[Stored data]
——

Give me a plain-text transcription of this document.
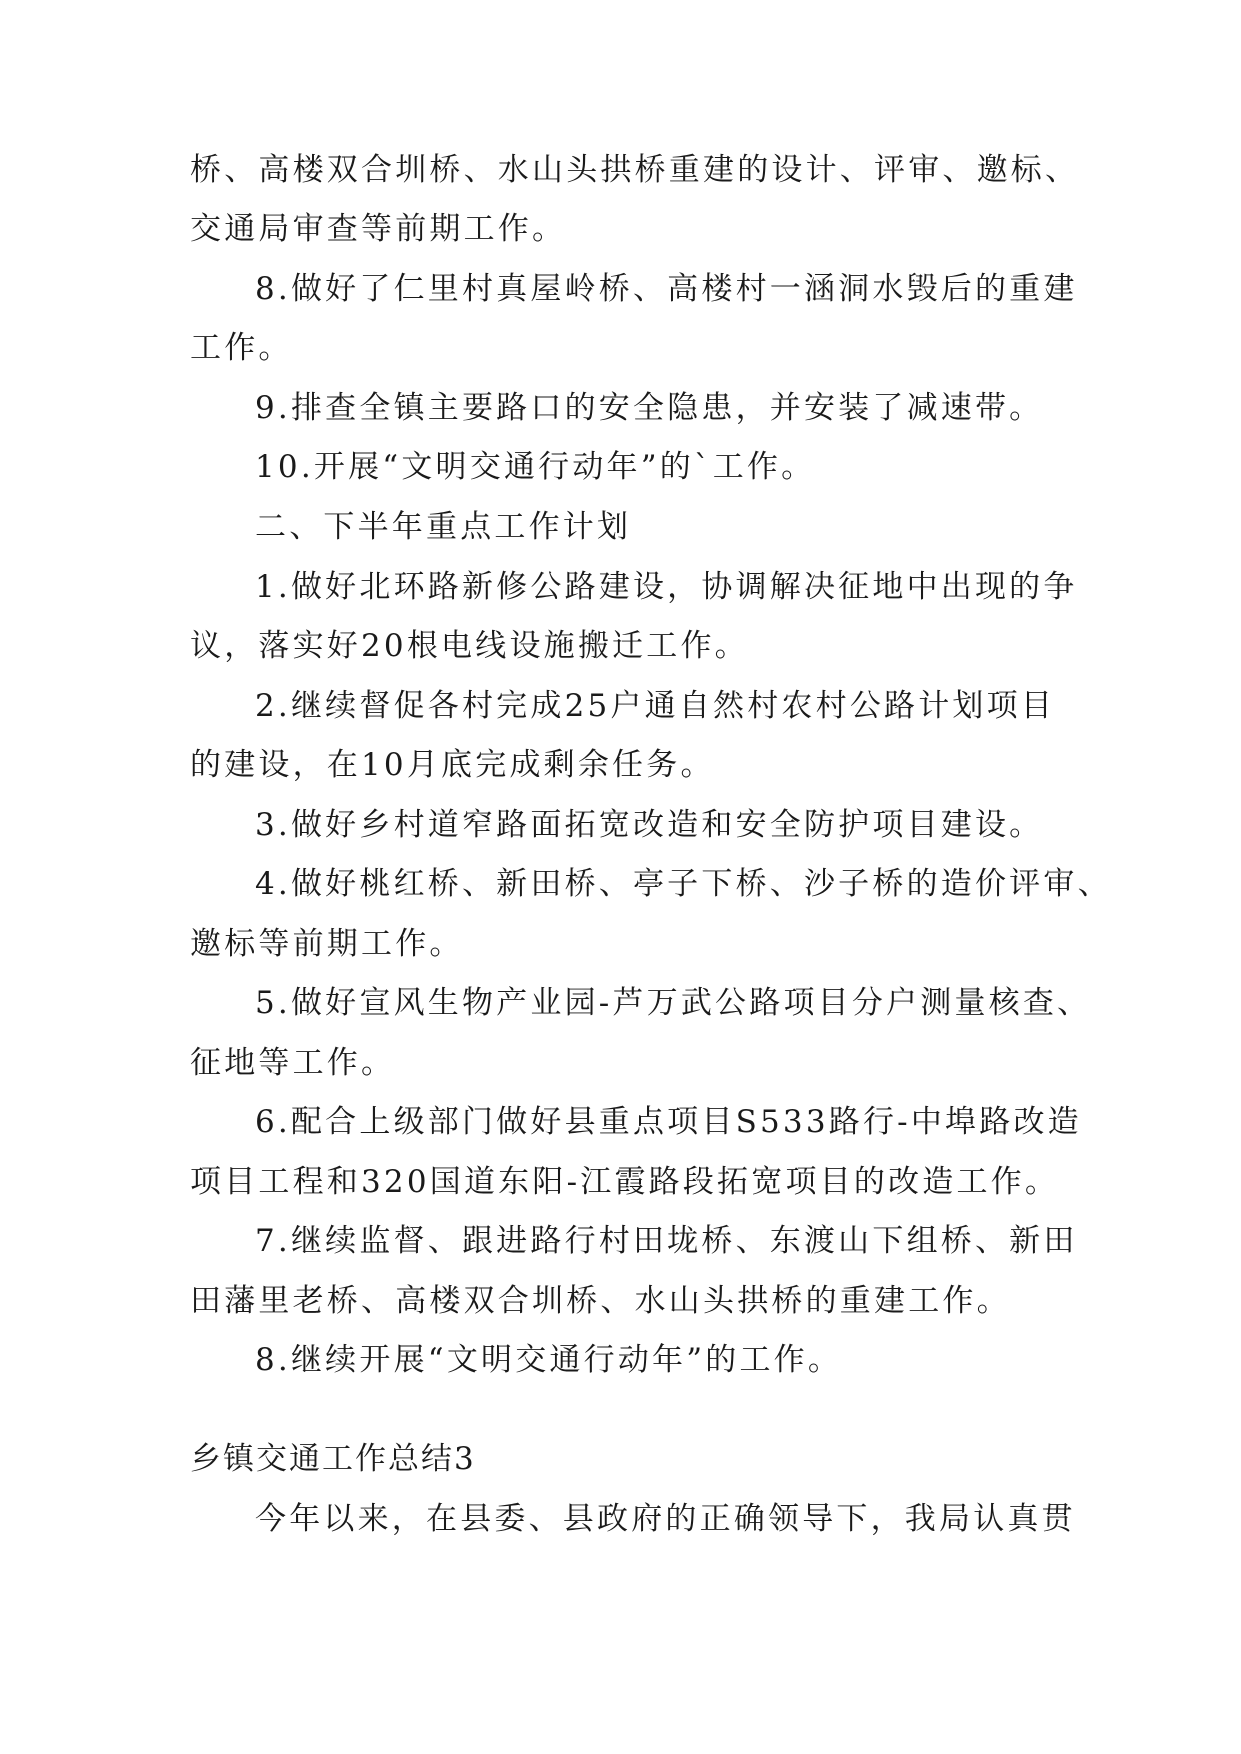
桥、高楼双合圳桥、水山头拱桥重建的设计、评审、邀标、
交通局审查等前期工作。
8.做好了仁里村真屋岭桥、高楼村一涵洞水毁后的重建
工作。
9.排查全镇主要路口的安全隐患，并安装了减速带。
10.开展“文明交通行动年”的`工作。
二、下半年重点工作计划
1.做好北环路新修公路建设，协调解决征地中出现的争
议，落实好20根电线设施搬迁工作。
2.继续督促各村完成25户通自然村农村公路计划项目
的建设，在10月底完成剩余任务。
3.做好乡村道窄路面拓宽改造和安全防护项目建设。
4.做好桃红桥、新田桥、亭子下桥、沙子桥的造价评审、
邀标等前期工作。
5.做好宣风生物产业园-芦万武公路项目分户测量核查、
征地等工作。
6.配合上级部门做好县重点项目S533路行-中埠路改造
项目工程和320国道东阳-江霞路段拓宽项目的改造工作。
7.继续监督、跟进路行村田垅桥、东渡山下组桥、新田
田藩里老桥、高楼双合圳桥、水山头拱桥的重建工作。
8.继续开展“文明交通行动年”的工作。
乡镇交通工作总结3
今年以来，在县委、县政府的正确领导下，我局认真贯
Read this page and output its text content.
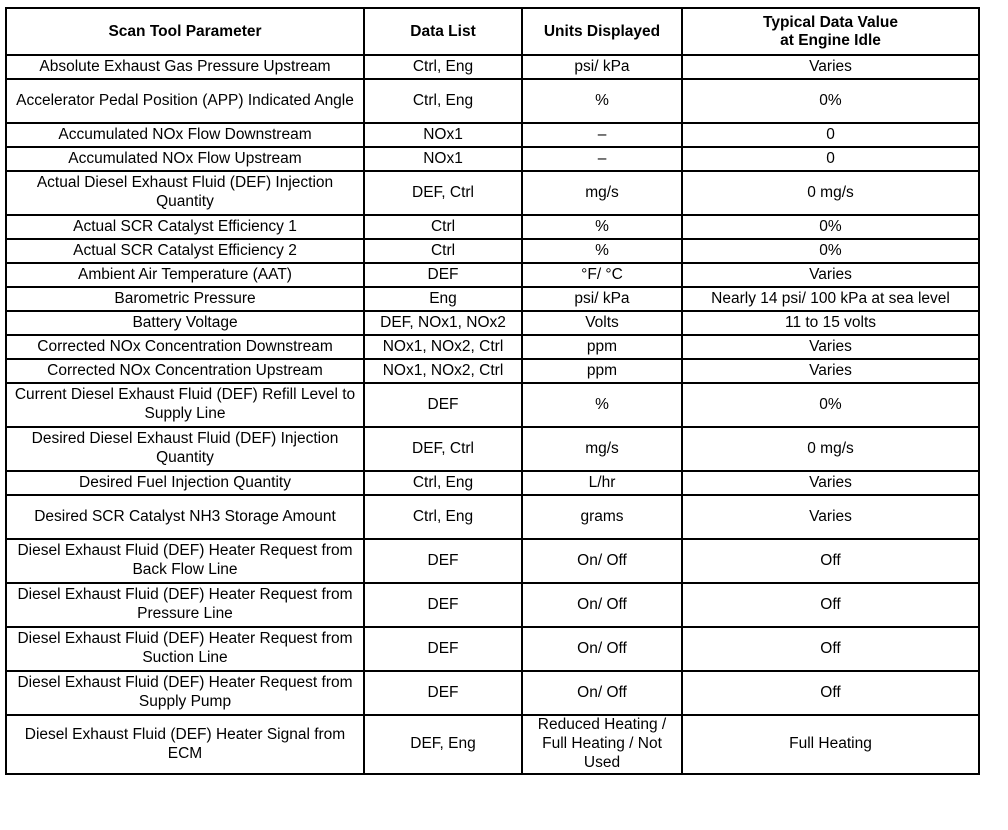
Scan Tool Parameter	Data List	Units Displayed	Typical Data Value
at Engine Idle
Absolute Exhaust Gas Pressure Upstream	Ctrl, Eng	psi/ kPa	Varies
Accelerator Pedal Position (APP) Indicated Angle	Ctrl, Eng	%	0%
Accumulated NOx Flow Downstream	NOx1	–	0
Accumulated NOx Flow Upstream	NOx1	–	0
Actual Diesel Exhaust Fluid (DEF) Injection Quantity	DEF, Ctrl	mg/s	0 mg/s
Actual SCR Catalyst Efficiency 1	Ctrl	%	0%
Actual SCR Catalyst Efficiency 2	Ctrl	%	0%
Ambient Air Temperature (AAT)	DEF	°F/ °C	Varies
Barometric Pressure	Eng	psi/ kPa	Nearly 14 psi/ 100 kPa at sea level
Battery Voltage	DEF, NOx1, NOx2	Volts	11 to 15 volts
Corrected NOx Concentration Downstream	NOx1, NOx2, Ctrl	ppm	Varies
Corrected NOx Concentration Upstream	NOx1, NOx2, Ctrl	ppm	Varies
Current Diesel Exhaust Fluid (DEF) Refill Level to Supply Line	DEF	%	0%
Desired Diesel Exhaust Fluid (DEF) Injection Quantity	DEF, Ctrl	mg/s	0 mg/s
Desired Fuel Injection Quantity	Ctrl, Eng	L/hr	Varies
Desired SCR Catalyst NH3 Storage Amount	Ctrl, Eng	grams	Varies
Diesel Exhaust Fluid (DEF) Heater Request from Back Flow Line	DEF	On/ Off	Off
Diesel Exhaust Fluid (DEF) Heater Request from Pressure Line	DEF	On/ Off	Off
Diesel Exhaust Fluid (DEF) Heater Request from Suction Line	DEF	On/ Off	Off
Diesel Exhaust Fluid (DEF) Heater Request from Supply Pump	DEF	On/ Off	Off
Diesel Exhaust Fluid (DEF) Heater Signal from ECM	DEF, Eng	Reduced Heating / Full Heating / Not Used	Full Heating
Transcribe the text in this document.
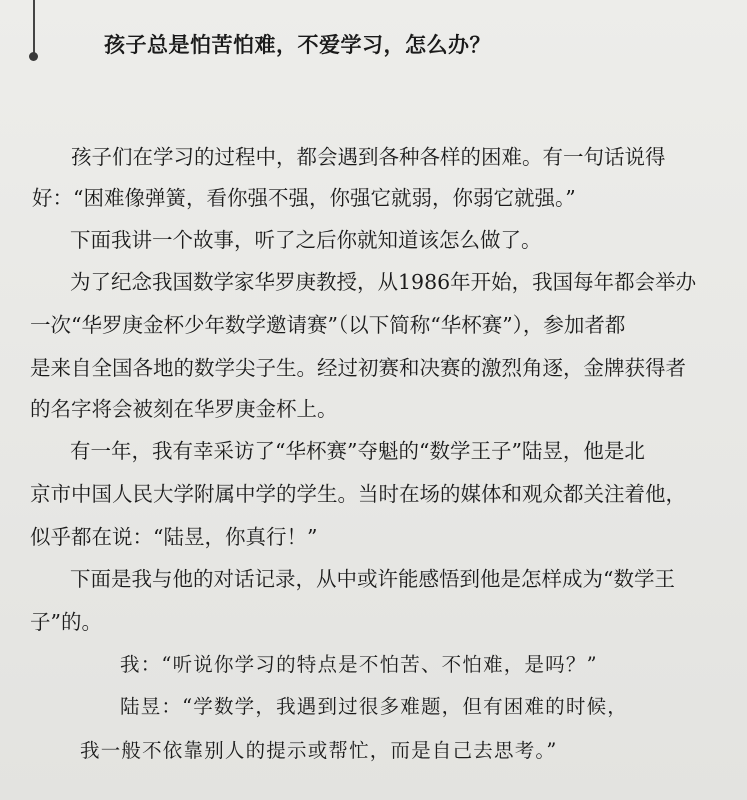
孩子总是怕苦怕难，不爱学习，怎么办？
孩子们在学习的过程中，都会遇到各种各样的困难。有一句话说得
好：“困难像弹簧，看你强不强，你强它就弱，你弱它就强。”
下面我讲一个故事，听了之后你就知道该怎么做了。
为了纪念我国数学家华罗庚教授，从1986年开始，我国每年都会举办
一次“华罗庚金杯少年数学邀请赛”（以下简称“华杯赛”），参加者都
是来自全国各地的数学尖子生。经过初赛和决赛的激烈角逐，金牌获得者
的名字将会被刻在华罗庚金杯上。
有一年，我有幸采访了“华杯赛”夺魁的“数学王子”陆昱，他是北
京市中国人民大学附属中学的学生。当时在场的媒体和观众都关注着他，
似乎都在说：“陆昱，你真行！”
下面是我与他的对话记录，从中或许能感悟到他是怎样成为“数学王
子”的。
我：“听说你学习的特点是不怕苦、不怕难，是吗？”
陆昱：“学数学，我遇到过很多难题，但有困难的时候，
我一般不依靠别人的提示或帮忙，而是自己去思考。”
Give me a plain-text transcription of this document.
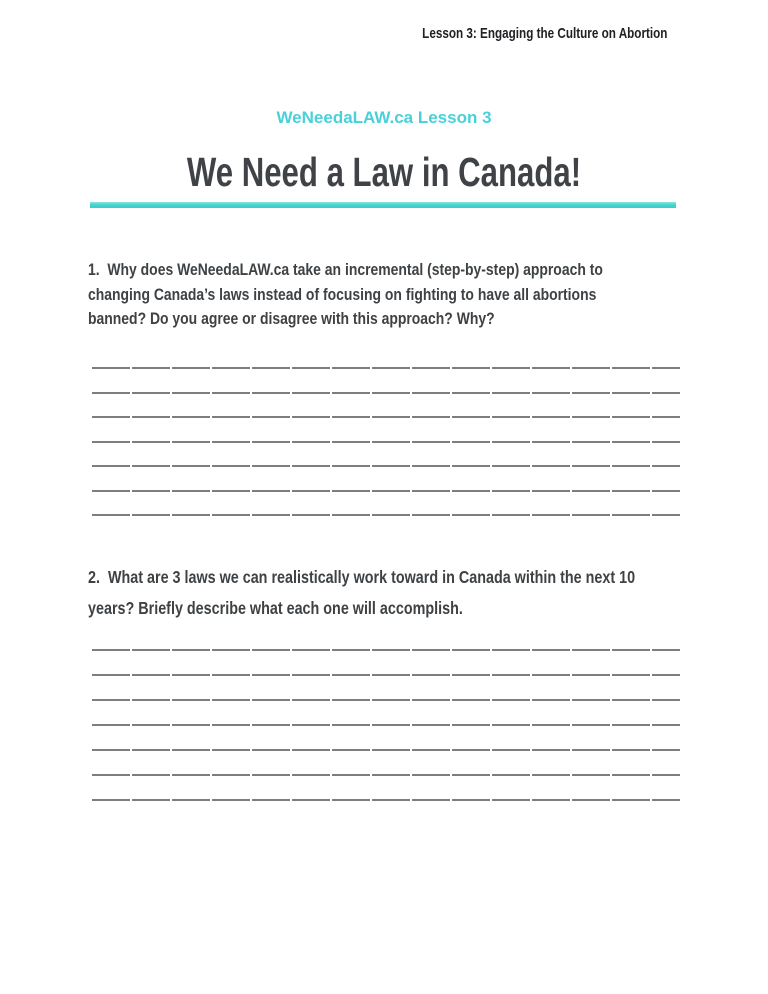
Lesson 3: Engaging the Culture on Abortion
WeNeedaLAW.ca Lesson 3
We Need a Law in Canada!
1.  Why does WeNeedaLAW.ca take an incremental (step-by-step) approach to
changing Canada’s laws instead of focusing on fighting to have all abortions
banned? Do you agree or disagree with this approach? Why?
2.  What are 3 laws we can realistically work toward in Canada within the next 10
years? Briefly describe what each one will accomplish.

——

[Work instructions] Copy down every line of the material above that includes the string "Exhaust".

[Task result]
Absolute Exhaust Gas Pressure Upstream	Ctrl, Eng	psi/ kPa	Varies
Actual Diesel Exhaust Fluid (DEF) Injection Quantity	DEF, Ctrl	mg/s	0 mg/s
Current Diesel Exhaust Fluid (DEF) Refill Level to Supply Line	DEF	%	0%
Desired Diesel Exhaust Fluid (DEF) Injection Quantity	DEF, Ctrl	mg/s	0 mg/s
Diesel Exhaust Fluid (DEF) Heater Request from Back Flow Line	DEF	On/ Off	Off
Diesel Exhaust Fluid (DEF) Heater Request from Pressure Line	DEF	On/ Off	Off
Diesel Exhaust Fluid (DEF) Heater Request from Suction Line	DEF	On/ Off	Off
Diesel Exhaust Fluid (DEF) Heater Request from Supply Pump	DEF	On/ Off	Off
Diesel Exhaust Fluid (DEF) Heater Signal from ECM	DEF, Eng	Reduced Heating / Full Heating / Not Used	Full Heating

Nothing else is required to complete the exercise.